Transcribe the records exactly. Pictures do not belong in the transcription.

[Data excerpts]
────────────────

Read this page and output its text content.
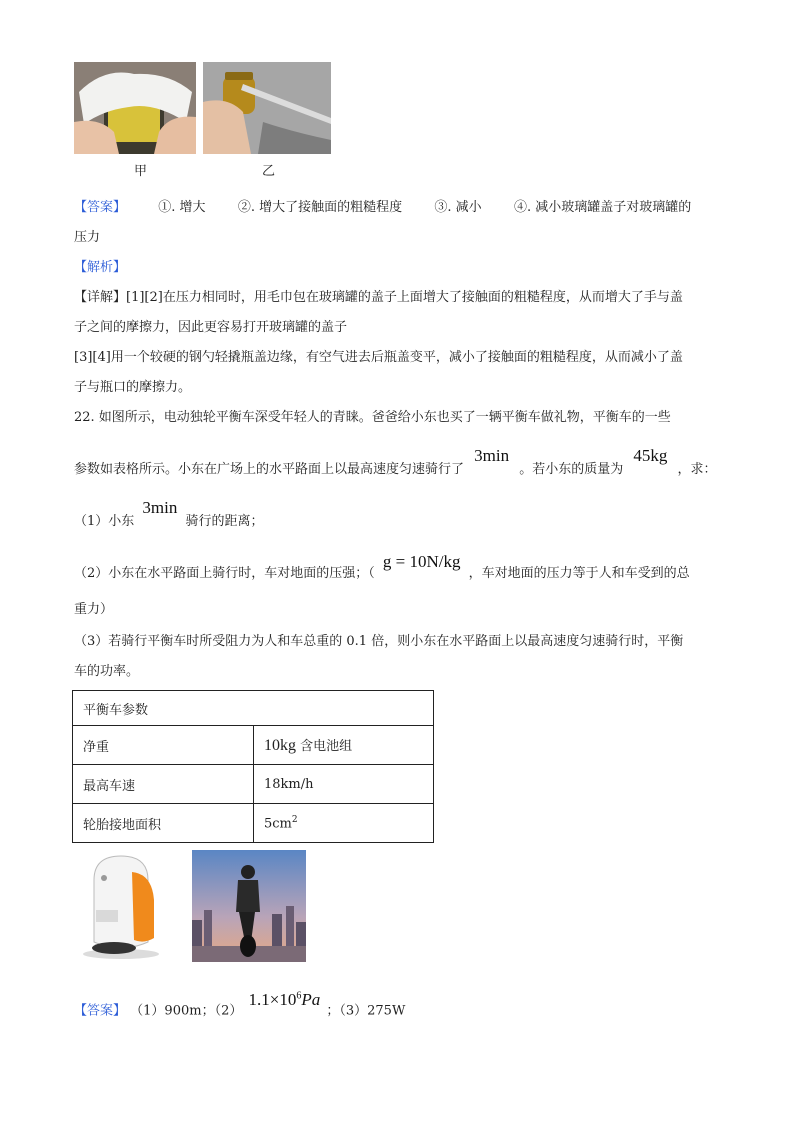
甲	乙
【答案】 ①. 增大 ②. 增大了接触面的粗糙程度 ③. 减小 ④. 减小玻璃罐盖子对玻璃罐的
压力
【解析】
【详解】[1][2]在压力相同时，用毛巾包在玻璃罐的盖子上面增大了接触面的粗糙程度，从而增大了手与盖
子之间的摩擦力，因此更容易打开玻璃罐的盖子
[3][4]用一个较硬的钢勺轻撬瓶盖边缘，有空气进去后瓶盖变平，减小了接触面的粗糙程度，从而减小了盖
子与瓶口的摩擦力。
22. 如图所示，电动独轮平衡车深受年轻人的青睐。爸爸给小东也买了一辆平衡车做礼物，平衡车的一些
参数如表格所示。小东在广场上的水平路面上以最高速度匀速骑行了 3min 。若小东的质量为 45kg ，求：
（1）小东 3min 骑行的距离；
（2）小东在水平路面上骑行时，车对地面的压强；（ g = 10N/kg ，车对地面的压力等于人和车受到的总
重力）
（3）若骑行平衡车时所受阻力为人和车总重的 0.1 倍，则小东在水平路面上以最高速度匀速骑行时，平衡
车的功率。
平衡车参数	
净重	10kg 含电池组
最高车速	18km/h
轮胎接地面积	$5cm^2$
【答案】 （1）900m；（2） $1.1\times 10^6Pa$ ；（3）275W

────────────────

### RESULT OF THE EXERCISE
Read this page and output its text content.
甲	乙
【答案】 ①. 增大 ②. 增大了接触面的粗糙程度 ③. 减小 ④. 减小玻璃罐盖子对玻璃罐的
压力
【解析】
【详解】[1][2]在压力相同时，用毛巾包在玻璃罐的盖子上面增大了接触面的粗糙程度，从而增大了手与盖
子之间的摩擦力，因此更容易打开玻璃罐的盖子
[3][4]用一个较硬的钢勺轻撬瓶盖边缘，有空气进去后瓶盖变平，减小了接触面的粗糙程度，从而减小了盖
子与瓶口的摩擦力。
22. 如图所示，电动独轮平衡车深受年轻人的青睐。爸爸给小东也买了一辆平衡车做礼物，平衡车的一些
参数如表格所示。小东在广场上的水平路面上以最高速度匀速骑行了 3min 。若小东的质量为 45kg ，求：
（1）小东 3min 骑行的距离；
（2）小东在水平路面上骑行时，车对地面的压强；（ g = 10N/kg ，车对地面的压力等于人和车受到的总
重力）
（3）若骑行平衡车时所受阻力为人和车总重的 0.1 倍，则小东在水平路面上以最高速度匀速骑行时，平衡
车的功率。
平衡车参数	
净重	10kg 含电池组
最高车速	18km/h
轮胎接地面积	$5cm^2$
【答案】 （1）900m；（2） $1.1\times 10^6Pa$ ；（3）275W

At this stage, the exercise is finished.